=== INPUT MATERIAL ===

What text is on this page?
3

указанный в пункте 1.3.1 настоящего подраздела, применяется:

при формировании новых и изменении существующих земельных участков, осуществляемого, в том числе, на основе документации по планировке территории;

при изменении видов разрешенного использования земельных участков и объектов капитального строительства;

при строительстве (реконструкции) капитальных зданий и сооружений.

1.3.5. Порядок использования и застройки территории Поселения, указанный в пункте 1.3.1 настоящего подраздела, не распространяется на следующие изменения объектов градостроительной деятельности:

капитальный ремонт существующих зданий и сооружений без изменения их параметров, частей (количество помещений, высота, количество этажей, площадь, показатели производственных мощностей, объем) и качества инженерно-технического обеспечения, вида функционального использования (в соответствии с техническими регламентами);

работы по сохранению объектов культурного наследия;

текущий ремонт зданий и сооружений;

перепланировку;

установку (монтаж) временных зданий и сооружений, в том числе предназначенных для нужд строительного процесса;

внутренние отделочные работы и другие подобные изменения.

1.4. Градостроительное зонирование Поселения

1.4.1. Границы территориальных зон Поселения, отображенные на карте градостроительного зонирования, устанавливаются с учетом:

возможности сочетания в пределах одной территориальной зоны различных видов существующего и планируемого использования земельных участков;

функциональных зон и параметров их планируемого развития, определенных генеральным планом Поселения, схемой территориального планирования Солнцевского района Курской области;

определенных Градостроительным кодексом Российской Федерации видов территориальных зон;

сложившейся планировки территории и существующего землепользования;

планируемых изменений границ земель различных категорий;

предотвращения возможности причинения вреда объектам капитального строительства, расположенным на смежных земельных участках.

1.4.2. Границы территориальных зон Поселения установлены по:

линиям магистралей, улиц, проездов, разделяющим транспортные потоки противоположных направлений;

===

_OBJECTIVE_:
Select the lines in this material that hold the word "использования", leaving none out.

_EXERCISE RESPONSE_:
при изменении видов разрешенного использования земельных участков и объектов капитального строительства;
1.3.5. Порядок использования и застройки территории Поселения, указанный в пункте 1.3.1 настоящего подраздела, не распространяется на следующие изменения объектов градостроительной деятельности:
капитальный ремонт существующих зданий и сооружений без изменения их параметров, частей (количество помещений, высота, количество этажей, площадь, показатели производственных мощностей, объем) и качества инженерно-технического обеспечения, вида функционального использования (в соответствии с техническими регламентами);
возможности сочетания в пределах одной территориальной зоны различных видов существующего и планируемого использования земельных участков;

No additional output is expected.